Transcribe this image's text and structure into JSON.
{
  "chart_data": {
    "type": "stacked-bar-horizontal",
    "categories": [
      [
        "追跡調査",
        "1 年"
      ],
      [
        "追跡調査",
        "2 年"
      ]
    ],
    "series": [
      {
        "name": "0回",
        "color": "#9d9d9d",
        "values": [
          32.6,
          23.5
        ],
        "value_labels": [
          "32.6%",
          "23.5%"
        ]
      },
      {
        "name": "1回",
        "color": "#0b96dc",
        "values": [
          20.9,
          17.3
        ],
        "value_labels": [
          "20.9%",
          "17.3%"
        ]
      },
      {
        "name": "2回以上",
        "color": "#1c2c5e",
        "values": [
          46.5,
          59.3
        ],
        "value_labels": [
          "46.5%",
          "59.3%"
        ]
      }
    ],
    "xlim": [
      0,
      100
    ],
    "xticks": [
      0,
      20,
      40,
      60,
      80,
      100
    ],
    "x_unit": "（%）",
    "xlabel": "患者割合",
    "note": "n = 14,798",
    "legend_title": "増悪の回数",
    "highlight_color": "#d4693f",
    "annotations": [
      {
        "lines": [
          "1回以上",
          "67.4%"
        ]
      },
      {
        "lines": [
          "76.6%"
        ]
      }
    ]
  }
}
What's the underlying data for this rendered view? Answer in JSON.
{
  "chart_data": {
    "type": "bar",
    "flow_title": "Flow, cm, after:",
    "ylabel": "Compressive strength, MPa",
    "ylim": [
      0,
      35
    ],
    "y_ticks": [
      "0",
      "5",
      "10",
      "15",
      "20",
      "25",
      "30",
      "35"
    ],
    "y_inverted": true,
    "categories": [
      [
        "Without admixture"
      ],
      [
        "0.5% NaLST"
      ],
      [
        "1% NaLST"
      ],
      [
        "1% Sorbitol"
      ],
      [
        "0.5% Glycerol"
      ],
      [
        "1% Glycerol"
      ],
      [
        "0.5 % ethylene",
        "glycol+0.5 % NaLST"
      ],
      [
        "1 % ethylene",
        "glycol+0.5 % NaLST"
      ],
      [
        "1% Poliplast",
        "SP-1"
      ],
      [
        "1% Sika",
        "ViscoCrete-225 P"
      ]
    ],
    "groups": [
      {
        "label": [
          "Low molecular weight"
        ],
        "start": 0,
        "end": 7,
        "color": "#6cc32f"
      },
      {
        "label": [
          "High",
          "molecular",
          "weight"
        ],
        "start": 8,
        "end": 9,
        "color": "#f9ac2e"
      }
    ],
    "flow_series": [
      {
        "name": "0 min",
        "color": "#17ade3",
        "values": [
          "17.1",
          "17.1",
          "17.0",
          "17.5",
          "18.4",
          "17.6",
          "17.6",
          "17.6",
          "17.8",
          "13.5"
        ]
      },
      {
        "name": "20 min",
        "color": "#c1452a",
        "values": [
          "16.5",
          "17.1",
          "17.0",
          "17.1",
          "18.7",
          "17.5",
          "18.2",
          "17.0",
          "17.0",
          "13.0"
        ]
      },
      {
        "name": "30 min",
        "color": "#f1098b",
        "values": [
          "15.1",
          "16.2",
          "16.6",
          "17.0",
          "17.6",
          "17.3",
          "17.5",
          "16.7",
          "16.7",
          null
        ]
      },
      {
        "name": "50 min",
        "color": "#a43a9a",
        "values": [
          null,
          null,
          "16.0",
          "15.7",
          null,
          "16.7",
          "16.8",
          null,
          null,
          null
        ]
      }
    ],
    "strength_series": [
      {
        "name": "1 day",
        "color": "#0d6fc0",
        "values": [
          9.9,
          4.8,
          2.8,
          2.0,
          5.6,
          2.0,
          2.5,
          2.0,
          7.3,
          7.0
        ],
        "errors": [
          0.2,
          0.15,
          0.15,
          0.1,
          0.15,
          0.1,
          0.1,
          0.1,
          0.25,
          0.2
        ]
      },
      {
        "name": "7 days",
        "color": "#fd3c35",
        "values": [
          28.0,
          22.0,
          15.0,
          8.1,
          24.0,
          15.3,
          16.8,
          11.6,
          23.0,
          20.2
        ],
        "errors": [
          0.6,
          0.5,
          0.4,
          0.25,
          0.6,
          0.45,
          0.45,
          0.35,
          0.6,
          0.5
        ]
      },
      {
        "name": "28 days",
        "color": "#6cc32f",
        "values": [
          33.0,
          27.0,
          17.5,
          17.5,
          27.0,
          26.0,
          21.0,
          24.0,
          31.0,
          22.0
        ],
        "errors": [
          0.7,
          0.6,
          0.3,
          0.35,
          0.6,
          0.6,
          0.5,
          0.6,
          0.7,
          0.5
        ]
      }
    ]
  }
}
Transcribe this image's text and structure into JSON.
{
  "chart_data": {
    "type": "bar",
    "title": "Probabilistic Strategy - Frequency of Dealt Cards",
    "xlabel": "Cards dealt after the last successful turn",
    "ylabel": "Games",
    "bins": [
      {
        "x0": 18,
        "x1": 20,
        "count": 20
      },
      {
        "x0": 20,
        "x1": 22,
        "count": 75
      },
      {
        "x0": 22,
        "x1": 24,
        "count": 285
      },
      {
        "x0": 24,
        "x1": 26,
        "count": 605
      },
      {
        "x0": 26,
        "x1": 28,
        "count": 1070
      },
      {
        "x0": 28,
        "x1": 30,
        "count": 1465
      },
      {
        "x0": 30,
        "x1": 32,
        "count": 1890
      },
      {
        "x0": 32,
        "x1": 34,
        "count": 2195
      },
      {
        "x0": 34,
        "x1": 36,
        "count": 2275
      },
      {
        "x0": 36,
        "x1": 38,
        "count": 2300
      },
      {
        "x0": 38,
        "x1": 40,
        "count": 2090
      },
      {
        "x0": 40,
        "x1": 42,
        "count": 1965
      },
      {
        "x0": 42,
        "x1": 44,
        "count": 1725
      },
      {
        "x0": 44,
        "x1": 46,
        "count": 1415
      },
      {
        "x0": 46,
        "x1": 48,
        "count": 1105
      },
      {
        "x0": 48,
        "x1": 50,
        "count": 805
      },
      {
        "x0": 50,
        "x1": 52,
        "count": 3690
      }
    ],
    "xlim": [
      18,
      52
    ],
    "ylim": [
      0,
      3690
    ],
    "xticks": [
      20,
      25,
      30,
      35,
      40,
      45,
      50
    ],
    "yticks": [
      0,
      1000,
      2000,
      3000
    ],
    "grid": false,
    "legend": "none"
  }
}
═══
EXERCISE — In the entries above, find every line holding the word "ylabel" and copy it out.

SOLVED PROBLEM —
    "ylabel": "Compressive strength, MPa",
    "ylabel": "Games",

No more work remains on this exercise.